Work instructions: Leave out the pictures and repeat the rest of the material exactly.
=======
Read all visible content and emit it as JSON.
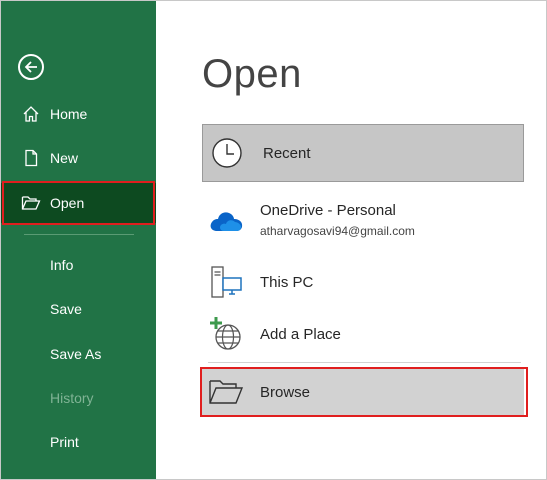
{
  "sidebar": {
    "back": {
      "icon": "back-arrow-icon"
    },
    "items": [
      {
        "label": "Home",
        "icon": "home-icon"
      },
      {
        "label": "New",
        "icon": "new-document-icon"
      },
      {
        "label": "Open",
        "icon": "folder-open-icon",
        "active": true
      },
      {
        "label": "Info"
      },
      {
        "label": "Save"
      },
      {
        "label": "Save As"
      },
      {
        "label": "History",
        "disabled": true
      },
      {
        "label": "Print"
      }
    ]
  },
  "main": {
    "title": "Open",
    "locations": {
      "recent": {
        "label": "Recent",
        "icon": "clock-icon"
      },
      "onedrive": {
        "label": "OneDrive - Personal",
        "account": "atharvagosavi94@gmail.com",
        "icon": "onedrive-cloud-icon"
      },
      "thispc": {
        "label": "This PC",
        "icon": "computer-icon"
      },
      "addplace": {
        "label": "Add a Place",
        "icon": "globe-add-icon"
      },
      "browse": {
        "label": "Browse",
        "icon": "folder-icon"
      }
    }
  },
  "colors": {
    "sidebar_bg": "#217346",
    "sidebar_active": "#0d4a20",
    "highlight_border": "#e01e1e",
    "recent_bg": "#c6c6c6",
    "browse_bg": "#d2d2d2"
  }
}
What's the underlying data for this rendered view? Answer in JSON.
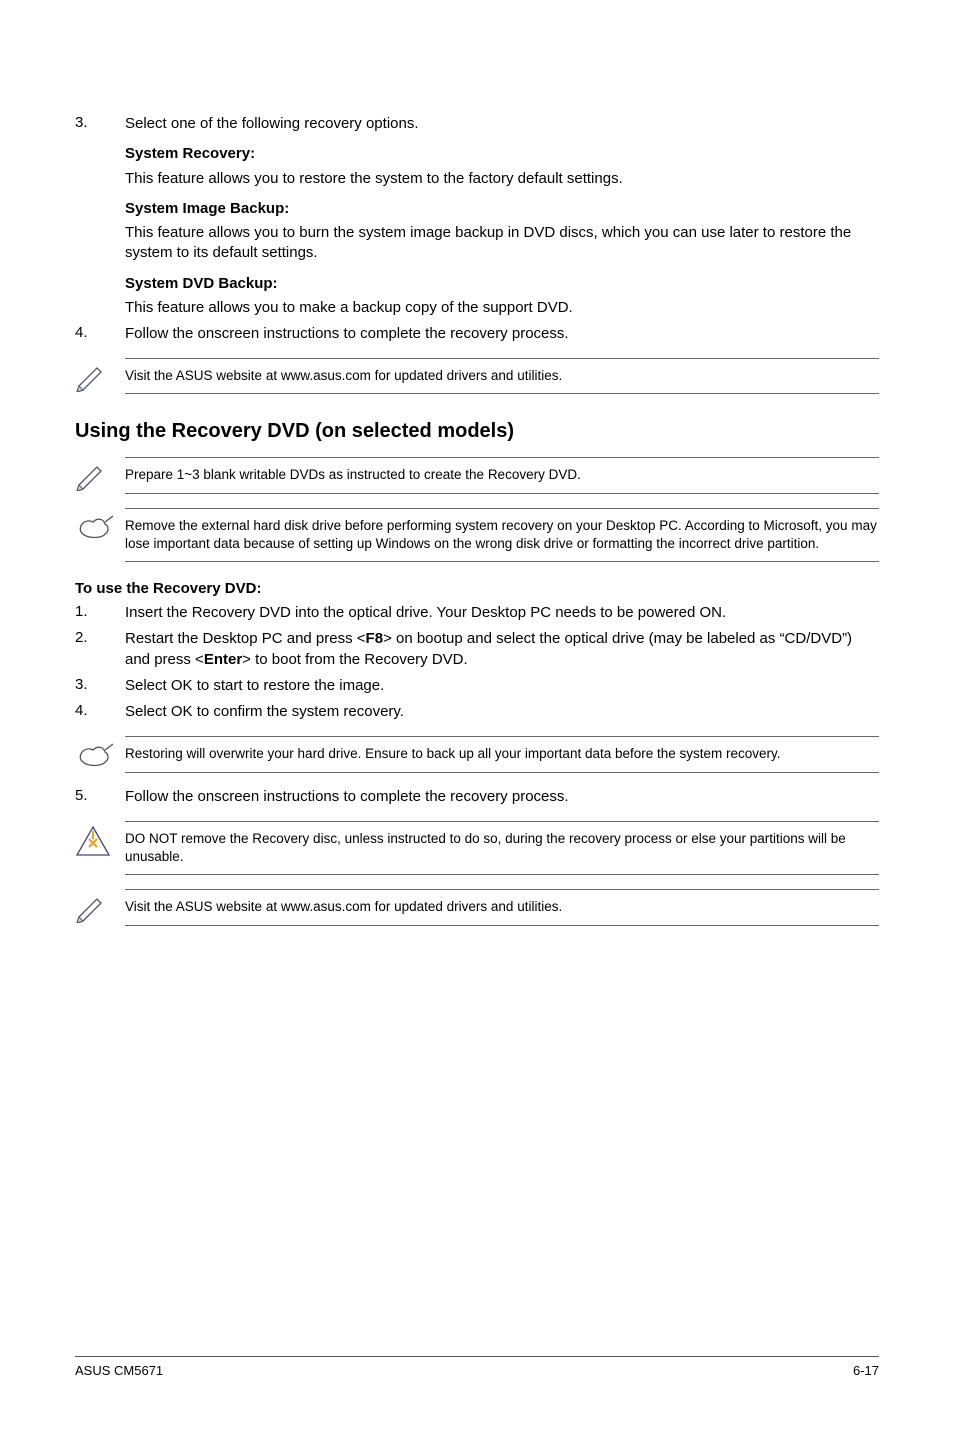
{
  "steps_top": [
    {
      "num": "3.",
      "text": "Select one of the following recovery options."
    },
    {
      "num": "4.",
      "text": "Follow the onscreen instructions to complete the recovery process."
    }
  ],
  "recovery_options": [
    {
      "title": "System Recovery:",
      "desc": "This feature allows you to restore the system to the factory default settings."
    },
    {
      "title": "System Image Backup:",
      "desc": "This feature allows you to burn the system image backup in DVD discs, which you can use later to restore the system to its default settings."
    },
    {
      "title": "System DVD Backup:",
      "desc": "This feature allows you to make a backup copy of the support DVD."
    }
  ],
  "notes": {
    "visit_asus": "Visit the ASUS website at www.asus.com for updated drivers and utilities.",
    "prepare_dvds": "Prepare 1~3 blank writable DVDs as instructed to create the Recovery DVD.",
    "remove_drive": "Remove the external hard disk drive before performing system recovery on your Desktop PC. According to Microsoft, you may lose important data because of setting up Windows on the wrong disk drive or formatting the incorrect drive partition.",
    "restoring_warn": "Restoring will overwrite your hard drive. Ensure to back up all your important data before the system recovery.",
    "do_not_remove": "DO NOT remove the Recovery disc, unless instructed to do so, during the recovery process or else your partitions will be unusable."
  },
  "section_heading": "Using the Recovery DVD (on selected models)",
  "subheading": "To use the Recovery DVD:",
  "steps_dvd_part1": [
    {
      "num": "1.",
      "text": "Insert the Recovery DVD into the optical drive. Your Desktop PC needs to be powered ON."
    }
  ],
  "step_dvd_2": {
    "num": "2.",
    "pre": "Restart the Desktop PC and press <",
    "key1": "F8",
    "mid": "> on bootup and select the optical drive (may be labeled as “CD/DVD”) and press <",
    "key2": "Enter",
    "post": "> to boot from the Recovery DVD."
  },
  "steps_dvd_rest": [
    {
      "num": "3.",
      "text": "Select OK to start to restore the image."
    },
    {
      "num": "4.",
      "text": "Select OK to confirm the system recovery."
    },
    {
      "num": "5.",
      "text": "Follow the onscreen instructions to complete the recovery process."
    }
  ],
  "footer": {
    "left": "ASUS CM5671",
    "right": "6-17"
  }
}
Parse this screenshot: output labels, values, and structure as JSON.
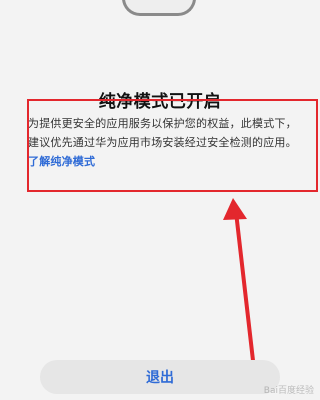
{
  "dialog": {
    "title": "纯净模式已开启",
    "description": "为提供更安全的应用服务以保护您的权益，此模式下，建议优先通过华为应用市场安装经过安全检测的应用。",
    "learn_more_link": "了解纯净模式"
  },
  "buttons": {
    "exit_label": "退出"
  },
  "annotation": {
    "highlight_color": "#e3272d"
  },
  "watermark": {
    "text": "Bai百度经验"
  },
  "colors": {
    "link": "#2f6bd6",
    "background": "#f3f3f3",
    "button_bg": "#e6e6e6"
  }
}
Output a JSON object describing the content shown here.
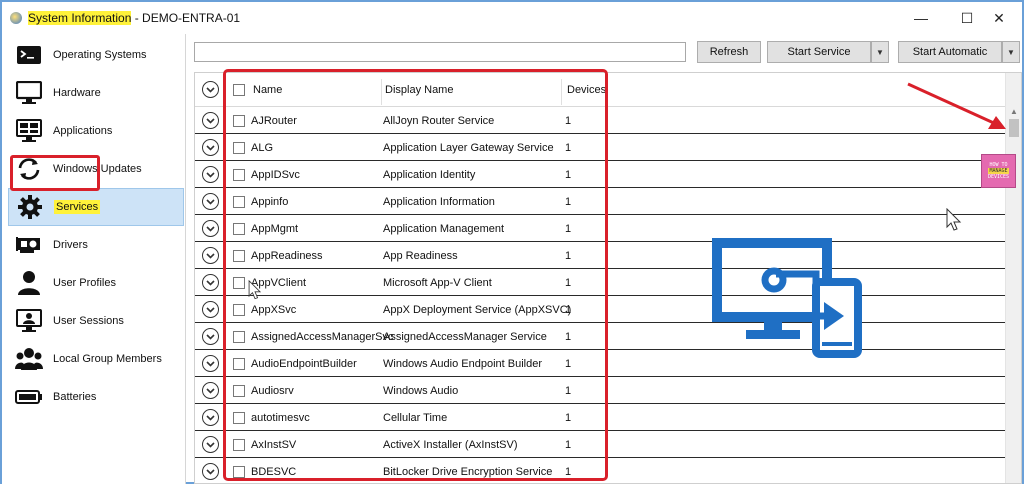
{
  "window": {
    "app_name": "System Information",
    "title_suffix": " - DEMO-ENTRA-01",
    "minimize": "—",
    "maximize": "☐",
    "close": "✕"
  },
  "sidebar": {
    "items": [
      {
        "label": "Operating Systems",
        "icon": "terminal-icon"
      },
      {
        "label": "Hardware",
        "icon": "monitor-icon"
      },
      {
        "label": "Applications",
        "icon": "applications-icon"
      },
      {
        "label": "Windows Updates",
        "icon": "refresh-icon"
      },
      {
        "label": "Services",
        "icon": "gear-icon"
      },
      {
        "label": "Drivers",
        "icon": "graphics-card-icon"
      },
      {
        "label": "User Profiles",
        "icon": "user-icon"
      },
      {
        "label": "User Sessions",
        "icon": "user-session-icon"
      },
      {
        "label": "Local Group Members",
        "icon": "group-icon"
      },
      {
        "label": "Batteries",
        "icon": "battery-icon"
      }
    ],
    "selected": "Services"
  },
  "toolbar": {
    "search_value": "",
    "refresh_label": "Refresh",
    "start_service_label": "Start Service",
    "start_automatic_label": "Start Automatic"
  },
  "grid": {
    "columns": [
      "Name",
      "Display Name",
      "Devices"
    ],
    "rows": [
      {
        "name": "AJRouter",
        "display": "AllJoyn Router Service",
        "devices": "1"
      },
      {
        "name": "ALG",
        "display": "Application Layer Gateway Service",
        "devices": "1"
      },
      {
        "name": "AppIDSvc",
        "display": "Application Identity",
        "devices": "1"
      },
      {
        "name": "Appinfo",
        "display": "Application Information",
        "devices": "1"
      },
      {
        "name": "AppMgmt",
        "display": "Application Management",
        "devices": "1"
      },
      {
        "name": "AppReadiness",
        "display": "App Readiness",
        "devices": "1"
      },
      {
        "name": "AppVClient",
        "display": "Microsoft App-V Client",
        "devices": "1"
      },
      {
        "name": "AppXSvc",
        "display": "AppX Deployment Service (AppXSVC)",
        "devices": "1"
      },
      {
        "name": "AssignedAccessManagerSvc",
        "display": "AssignedAccessManager Service",
        "devices": "1"
      },
      {
        "name": "AudioEndpointBuilder",
        "display": "Windows Audio Endpoint Builder",
        "devices": "1"
      },
      {
        "name": "Audiosrv",
        "display": "Windows Audio",
        "devices": "1"
      },
      {
        "name": "autotimesvc",
        "display": "Cellular Time",
        "devices": "1"
      },
      {
        "name": "AxInstSV",
        "display": "ActiveX Installer (AxInstSV)",
        "devices": "1"
      },
      {
        "name": "BDESVC",
        "display": "BitLocker Drive Encryption Service",
        "devices": "1"
      }
    ]
  },
  "watermark": {
    "line1": "HOW TO",
    "line2": "MANAGE",
    "line3": "DEVICES"
  },
  "colors": {
    "highlight": "#fff23a",
    "annotation_red": "#d9202a",
    "selection": "#cde3f7",
    "logo_blue": "#1f6fc4"
  }
}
=======
Response to the exercise:
Read all visible content and emit it as JSON.
{
  "sidebar": {
    "back": {
      "icon": "back-arrow-icon"
    },
    "items": [
      {
        "label": "Home",
        "icon": "home-icon"
      },
      {
        "label": "New",
        "icon": "new-document-icon"
      },
      {
        "label": "Open",
        "icon": "folder-open-icon",
        "active": true
      },
      {
        "label": "Info"
      },
      {
        "label": "Save"
      },
      {
        "label": "Save As"
      },
      {
        "label": "History",
        "disabled": true
      },
      {
        "label": "Print"
      }
    ]
  },
  "main": {
    "title": "Open",
    "locations": {
      "recent": {
        "label": "Recent",
        "icon": "clock-icon"
      },
      "onedrive": {
        "label": "OneDrive - Personal",
        "account": "atharvagosavi94@gmail.com",
        "icon": "onedrive-cloud-icon"
      },
      "thispc": {
        "label": "This PC",
        "icon": "computer-icon"
      },
      "addplace": {
        "label": "Add a Place",
        "icon": "globe-add-icon"
      },
      "browse": {
        "label": "Browse",
        "icon": "folder-icon"
      }
    }
  },
  "colors": {
    "sidebar_bg": "#217346",
    "sidebar_active": "#0d4a20",
    "highlight_border": "#e01e1e",
    "recent_bg": "#c6c6c6",
    "browse_bg": "#d2d2d2"
  }
}
What's the underlying data for this rendered view? Answer in JSON.
{
  "steps_top": [
    {
      "num": "3.",
      "text": "Select one of the following recovery options."
    },
    {
      "num": "4.",
      "text": "Follow the onscreen instructions to complete the recovery process."
    }
  ],
  "recovery_options": [
    {
      "title": "System Recovery:",
      "desc": "This feature allows you to restore the system to the factory default settings."
    },
    {
      "title": "System Image Backup:",
      "desc": "This feature allows you to burn the system image backup in DVD discs, which you can use later to restore the system to its default settings."
    },
    {
      "title": "System DVD Backup:",
      "desc": "This feature allows you to make a backup copy of the support DVD."
    }
  ],
  "notes": {
    "visit_asus": "Visit the ASUS website at www.asus.com for updated drivers and utilities.",
    "prepare_dvds": "Prepare 1~3 blank writable DVDs as instructed to create the Recovery DVD.",
    "remove_drive": "Remove the external hard disk drive before performing system recovery on your Desktop PC. According to Microsoft, you may lose important data because of setting up Windows on the wrong disk drive or formatting the incorrect drive partition.",
    "restoring_warn": "Restoring will overwrite your hard drive. Ensure to back up all your important data before the system recovery.",
    "do_not_remove": "DO NOT remove the Recovery disc, unless instructed to do so, during the recovery process or else your partitions will be unusable."
  },
  "section_heading": "Using the Recovery DVD (on selected models)",
  "subheading": "To use the Recovery DVD:",
  "steps_dvd_part1": [
    {
      "num": "1.",
      "text": "Insert the Recovery DVD into the optical drive. Your Desktop PC needs to be powered ON."
    }
  ],
  "step_dvd_2": {
    "num": "2.",
    "pre": "Restart the Desktop PC and press <",
    "key1": "F8",
    "mid": "> on bootup and select the optical drive (may be labeled as “CD/DVD”) and press <",
    "key2": "Enter",
    "post": "> to boot from the Recovery DVD."
  },
  "steps_dvd_rest": [
    {
      "num": "3.",
      "text": "Select OK to start to restore the image."
    },
    {
      "num": "4.",
      "text": "Select OK to confirm the system recovery."
    },
    {
      "num": "5.",
      "text": "Follow the onscreen instructions to complete the recovery process."
    }
  ],
  "footer": {
    "left": "ASUS CM5671",
    "right": "6-17"
  }
}
Parse this screenshot: output labels, values, and structure as JSON.
{
  "dialog": {
    "title": "纯净模式已开启",
    "description": "为提供更安全的应用服务以保护您的权益，此模式下，建议优先通过华为应用市场安装经过安全检测的应用。",
    "learn_more_link": "了解纯净模式"
  },
  "buttons": {
    "exit_label": "退出"
  },
  "annotation": {
    "highlight_color": "#e3272d"
  },
  "watermark": {
    "text": "Bai百度经验"
  },
  "colors": {
    "link": "#2f6bd6",
    "background": "#f3f3f3",
    "button_bg": "#e6e6e6"
  }
}
Output a JSON object describing the content shown here.
{
  "window": {
    "app_name": "System Information",
    "title_suffix": " - DEMO-ENTRA-01",
    "minimize": "—",
    "maximize": "☐",
    "close": "✕"
  },
  "sidebar": {
    "items": [
      {
        "label": "Operating Systems",
        "icon": "terminal-icon"
      },
      {
        "label": "Hardware",
        "icon": "monitor-icon"
      },
      {
        "label": "Applications",
        "icon": "applications-icon"
      },
      {
        "label": "Windows Updates",
        "icon": "refresh-icon"
      },
      {
        "label": "Services",
        "icon": "gear-icon"
      },
      {
        "label": "Drivers",
        "icon": "graphics-card-icon"
      },
      {
        "label": "User Profiles",
        "icon": "user-icon"
      },
      {
        "label": "User Sessions",
        "icon": "user-session-icon"
      },
      {
        "label": "Local Group Members",
        "icon": "group-icon"
      },
      {
        "label": "Batteries",
        "icon": "battery-icon"
      }
    ],
    "selected": "Services"
  },
  "toolbar": {
    "search_value": "",
    "refresh_label": "Refresh",
    "start_service_label": "Start Service",
    "start_automatic_label": "Start Automatic"
  },
  "grid": {
    "columns": [
      "Name",
      "Display Name",
      "Devices"
    ],
    "rows": [
      {
        "name": "AJRouter",
        "display": "AllJoyn Router Service",
        "devices": "1"
      },
      {
        "name": "ALG",
        "display": "Application Layer Gateway Service",
        "devices": "1"
      },
      {
        "name": "AppIDSvc",
        "display": "Application Identity",
        "devices": "1"
      },
      {
        "name": "Appinfo",
        "display": "Application Information",
        "devices": "1"
      },
      {
        "name": "AppMgmt",
        "display": "Application Management",
        "devices": "1"
      },
      {
        "name": "AppReadiness",
        "display": "App Readiness",
        "devices": "1"
      },
      {
        "name": "AppVClient",
        "display": "Microsoft App-V Client",
        "devices": "1"
      },
      {
        "name": "AppXSvc",
        "display": "AppX Deployment Service (AppXSVC)",
        "devices": "1"
      },
      {
        "name": "AssignedAccessManagerSvc",
        "display": "AssignedAccessManager Service",
        "devices": "1"
      },
      {
        "name": "AudioEndpointBuilder",
        "display": "Windows Audio Endpoint Builder",
        "devices": "1"
      },
      {
        "name": "Audiosrv",
        "display": "Windows Audio",
        "devices": "1"
      },
      {
        "name": "autotimesvc",
        "display": "Cellular Time",
        "devices": "1"
      },
      {
        "name": "AxInstSV",
        "display": "ActiveX Installer (AxInstSV)",
        "devices": "1"
      },
      {
        "name": "BDESVC",
        "display": "BitLocker Drive Encryption Service",
        "devices": "1"
      }
    ]
  },
  "watermark": {
    "line1": "HOW TO",
    "line2": "MANAGE",
    "line3": "DEVICES"
  },
  "colors": {
    "highlight": "#fff23a",
    "annotation_red": "#d9202a",
    "selection": "#cde3f7",
    "logo_blue": "#1f6fc4"
  }
}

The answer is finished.